● **ページ抜粋**
╭──
小津を斜め後ろから

kimgood2009-07-30

ほかで散発的に書いていた小津がらみのものが増えてきたので、ここに別に立てることにしたが、その移動作業を間違い、「風の中の牝鶏」と「東京物語」の評を無くしてしまった。うろ覚えで書いておくが、改めて見て感想を記したい。「小早川家の秋」もけっこう長い評を書いたが、無くしてしまったらしく見あたらない。これもあとで見て、感想を記すことにしたい。


おそらく何を書いても、小津のことは誰かが触れているのだろうと思う。だから、ぼくはできるだけ誰も書きそうもない小津を書いてみたい。うまくいくかどうか分からないが、「斜めうしろ」とタイトルに入れたのはそのつもりだからである。小津映画に使われている英語レベル、意外なコメディタッチ、しつこい演出法、全体の構成の巧みさ、子どもの扱い方、おやじ的エロ、近親相姦、東京という仕掛け、などなどである。



*「風の中の牝鳥」(D)48年
脚本斉藤良輔。夫(佐野周二)の復員を待つ妻が子どもの病気(大腸カタル)もあってお金に困り、一度きり体を売る。ところが、夫が帰ってきて、真相を話す。夫は妻を許すことができない。妻の言う月島の曖昧宿を突き止め、女を買おうとするが、その気になれず、かえって相手の女に堅気の仕事の世話をすることに。言葉では夫は許したというが、けっして心からそう思っていない。またいざこざがあって、妻を階段下に突き飛ばすかたちに。だが、夫は「何ともないか?」と言いながらも、凝然と階段下の妻を見つめ、手出しもしない。妻は腰にでも打撲を受けたか、ねじれた姿で階段をはい上がろうとする。それが俯瞰で撮っているので、鬼気迫るものがある。そのあと、夫婦和解ということで抱き合うが、それはそういう結末をつけただけに過ぎない。
╰──
● **課題の要件**
a. ページ抜粋のうち、「kimgood2009-07-30」を含む語句で始まり「て、感想を記すことにしたい。」で終わる部分を、「移動作業」を「整理作業」に入れ替えて書き直すこと。
b. 次の各記述がページ抜粋の内容と合っているかを判断すること。それぞれ「はい」か「いいえ」で答え、決め手となる本文の語句をそのまま引用すること。
(i) 筆者は、移動作業を誤ったために「風の中の牝鶏」と「東京物語」の評を失った。
(ii) 夫の復員を待つ妻を描いた作品の脚本は、小津自身が書いた。
(iii) 妻を階段下に突き飛ばしたあと、夫はすぐに妻に手を貸した。
一覧は、ページ抜粋とは別個の資料である。

● **記録データ**
╭──
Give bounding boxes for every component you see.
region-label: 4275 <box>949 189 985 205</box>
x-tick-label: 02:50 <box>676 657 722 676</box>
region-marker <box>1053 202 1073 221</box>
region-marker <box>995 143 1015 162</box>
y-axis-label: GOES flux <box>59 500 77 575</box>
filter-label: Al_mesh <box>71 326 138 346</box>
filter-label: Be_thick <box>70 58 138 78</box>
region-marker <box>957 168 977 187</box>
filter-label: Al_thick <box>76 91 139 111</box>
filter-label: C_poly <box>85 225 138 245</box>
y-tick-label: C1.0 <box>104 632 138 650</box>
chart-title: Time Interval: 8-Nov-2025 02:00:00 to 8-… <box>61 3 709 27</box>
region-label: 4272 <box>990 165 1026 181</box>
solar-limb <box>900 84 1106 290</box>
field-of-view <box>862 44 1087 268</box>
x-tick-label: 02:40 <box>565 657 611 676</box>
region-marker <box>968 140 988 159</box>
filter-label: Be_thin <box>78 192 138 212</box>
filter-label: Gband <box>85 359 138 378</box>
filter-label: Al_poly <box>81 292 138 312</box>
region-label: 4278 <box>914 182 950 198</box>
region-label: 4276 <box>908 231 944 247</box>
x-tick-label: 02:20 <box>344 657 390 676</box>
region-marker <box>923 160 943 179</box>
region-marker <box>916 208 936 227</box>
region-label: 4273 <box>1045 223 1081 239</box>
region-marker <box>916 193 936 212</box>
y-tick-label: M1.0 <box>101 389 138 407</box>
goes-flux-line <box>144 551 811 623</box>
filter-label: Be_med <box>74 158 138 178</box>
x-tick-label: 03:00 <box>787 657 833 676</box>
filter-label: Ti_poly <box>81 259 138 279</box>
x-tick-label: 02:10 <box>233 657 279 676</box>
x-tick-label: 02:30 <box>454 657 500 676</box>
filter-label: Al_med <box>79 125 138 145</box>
╰──
● **各課題の解答**
a.
kimgood2009-07-30

ほかで散発的に書いていた小津がらみのものが増えてきたので、ここに別に立てることにしたが、その整理作業を間違い、「風の中の牝鶏」と「東京物語」の評を無くしてしまった。うろ覚えで書いておくが、改めて見て感想を記したい。「小早川家の秋」もけっこう長い評を書いたが、無くしてしまったらしく見あたらない。これもあとで見て、感想を記すことにしたい。

b.
(i) はい。「その移動作業を間違い、「風の中の牝鶏」と「東京物語」の評を無くしてしまった」
(ii) いいえ。「脚本斉藤良輔」
(iii) いいえ。「凝然と階段下の妻を見つめ、手出しもしない」